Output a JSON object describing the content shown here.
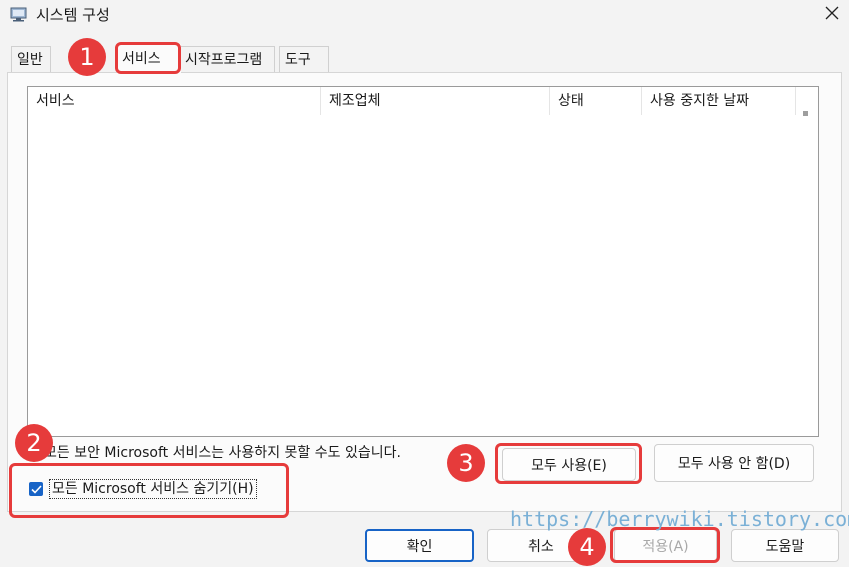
{
  "window": {
    "title": "시스템 구성",
    "icon": "msconfig-icon",
    "close_icon": "close-icon"
  },
  "tabs": [
    {
      "label": "일반"
    },
    {
      "label": "서비스"
    },
    {
      "label": "시작프로그램"
    },
    {
      "label": "도구"
    }
  ],
  "services_list": {
    "columns": [
      "서비스",
      "제조업체",
      "상태",
      "사용 중지한 날짜"
    ],
    "rows": []
  },
  "note": "모든 보안 Microsoft 서비스는 사용하지 못할 수도 있습니다.",
  "hide_ms_services": {
    "label": "모든 Microsoft 서비스 숨기기(H)",
    "checked": true
  },
  "buttons": {
    "enable_all": "모두 사용(E)",
    "disable_all": "모두 사용 안 함(D)",
    "ok": "확인",
    "cancel": "취소",
    "apply": "적용(A)",
    "help": "도움말"
  },
  "annotations": {
    "badges": [
      "1",
      "2",
      "3",
      "4"
    ],
    "color": "#e63b3b"
  },
  "watermark": "https://berrywiki.tistory.com",
  "colors": {
    "accent": "#1763c6",
    "highlight": "#e63b3b",
    "watermark": "#7ab0d6"
  }
}
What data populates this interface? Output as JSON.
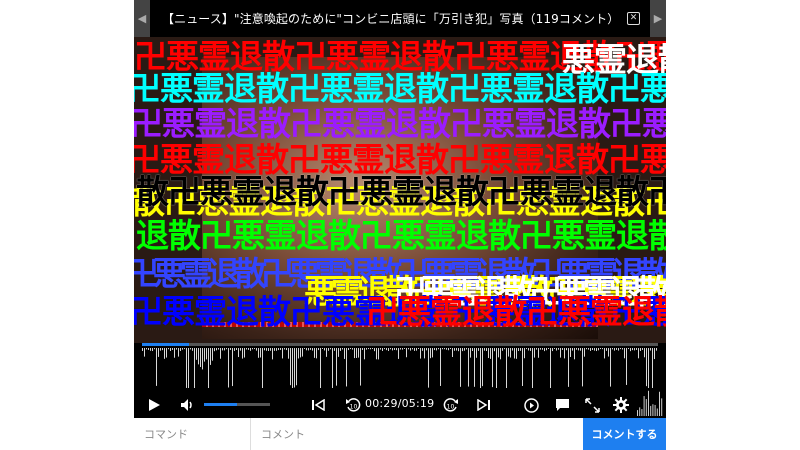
{
  "title_bar": {
    "title": "【ニュース】\"注意喚起のために\"コンビニ店頭に「万引き犯」写真（119コメント）",
    "close_label": "✕",
    "prev_label": "◀",
    "next_label": "▶"
  },
  "danmaku": [
    {
      "text": "卍悪霊退散卍悪霊退散卍悪霊退散卍悪霊退散",
      "color": "#ff0000"
    },
    {
      "text": "悪霊退散卍",
      "color": "#ffffff"
    },
    {
      "text": "卍悪霊退散卍悪霊退散卍悪霊退散卍悪霊退散",
      "color": "#00ffff"
    },
    {
      "text": "卍悪霊退散卍悪霊退散卍悪霊退散卍悪霊退散",
      "color": "#9b1cff"
    },
    {
      "text": "卍悪霊退散卍悪霊退散卍悪霊退散卍悪霊退散",
      "color": "#ff0000"
    },
    {
      "text": "散卍悪霊退散卍悪霊退散卍悪霊退散卍悪霊退散",
      "color": "#ffff00"
    },
    {
      "text": "散卍悪霊退散卍悪霊退散卍悪霊退散卍悪霊退散",
      "color": "#000000"
    },
    {
      "text": "退散卍悪霊退散卍悪霊退散卍悪霊退散卍悪霊",
      "color": "#00ff00"
    },
    {
      "text": "卍悪霊退散卍悪霊退散卍悪霊退散卍悪霊退散",
      "color": "#3344ff"
    },
    {
      "text": "悪霊退散卍悪霊退散卍悪霊退散卍悪霊退散",
      "color": "#ffff00"
    },
    {
      "text": "卍悪霊退散卍悪霊退散卍悪霊退散卍悪霊退散",
      "color": "#ffffff"
    },
    {
      "text": "卍悪霊退散卍悪霊退散卍悪霊退散卍悪霊退散",
      "color": "#0000ff"
    },
    {
      "text": "卍悪霊退散卍悪霊退散卍悪霊退散卍悪霊退散",
      "color": "#ff0000"
    }
  ],
  "player": {
    "current_time": "00:29",
    "duration": "05:19",
    "time_text": "00:29/05:19",
    "progress": 0.091,
    "volume": 0.5
  },
  "controls": {
    "play_icon": "play-icon",
    "volume_icon": "volume-icon",
    "skip_back_icon": "skip-to-start-icon",
    "rewind_icon": "rewind-10-icon",
    "forward_icon": "forward-10-icon",
    "skip_end_icon": "skip-to-end-icon",
    "loop_icon": "loop-icon",
    "comment_toggle_icon": "comment-toggle-icon",
    "fullscreen_icon": "fullscreen-icon",
    "settings_icon": "gear-icon",
    "rewind_label": "10",
    "forward_label": "10"
  },
  "bottom_bar": {
    "command_placeholder": "コマンド",
    "comment_placeholder": "コメント",
    "submit_label": "コメントする"
  },
  "colors": {
    "accent": "#1e7ff0",
    "player_bg": "#000000"
  }
}
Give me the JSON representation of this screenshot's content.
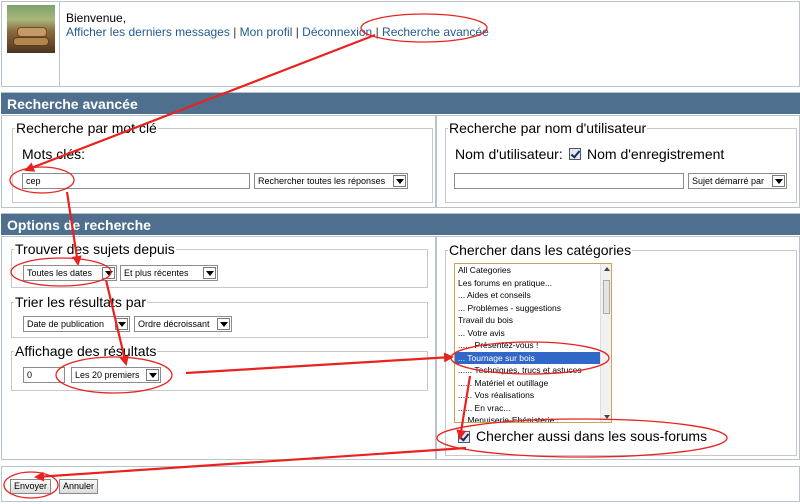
{
  "header": {
    "greeting": "Bienvenue,",
    "links": [
      "Afficher les derniers messages",
      "Mon profil",
      "Déconnexion",
      "Recherche avancée"
    ],
    "separator": "|"
  },
  "advanced_search": {
    "title": "Recherche avancée",
    "keyword_panel": {
      "legend": "Recherche par mot clé",
      "keywords_label": "Mots clés:",
      "keywords_value": "cep",
      "mode_select": "Rechercher toutes les réponses"
    },
    "username_panel": {
      "legend": "Recherche par nom d'utilisateur",
      "username_label": "Nom d'utilisateur:",
      "exact_name_label": "Nom d'enregistrement",
      "exact_name_checked": true,
      "username_value": "",
      "scope_select": "Sujet démarré par"
    }
  },
  "search_options": {
    "title": "Options de recherche",
    "find_since": {
      "legend": "Trouver des sujets depuis",
      "period_select": "Toutes les dates",
      "direction_select": "Et plus récentes"
    },
    "sort": {
      "legend": "Trier les résultats par",
      "sort_field_select": "Date de publication",
      "sort_order_select": "Ordre décroissant"
    },
    "display": {
      "legend": "Affichage des résultats",
      "offset_value": "0",
      "count_select": "Les 20 premiers"
    },
    "categories": {
      "legend": "Chercher dans les catégories",
      "options": [
        "All Categories",
        "Les forums en pratique...",
        "... Aides et conseils",
        "... Problèmes - suggestions",
        "Travail du bois",
        "... Votre avis",
        "...... Présentez-vous !",
        "... Tournage sur bois",
        "...... Techniques, trucs et astuces",
        "...... Matériel et outillage",
        "...... Vos réalisations",
        "...... En vrac...",
        "... Menuiserie-Ebénisterie"
      ],
      "selected_index": 7,
      "subforums_label": "Chercher aussi dans les sous-forums",
      "subforums_checked": true
    }
  },
  "actions": {
    "submit": "Envoyer",
    "cancel": "Annuler"
  },
  "annotation_colors": {
    "arrow": "#e8231f",
    "highlight": "#3167c7",
    "section_bar": "#4f6f8f"
  }
}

________________________________________

** Given problem **
From the records above, work out how many lines contain the string "highlight". Give only the number.

** Answer for this exercise **
2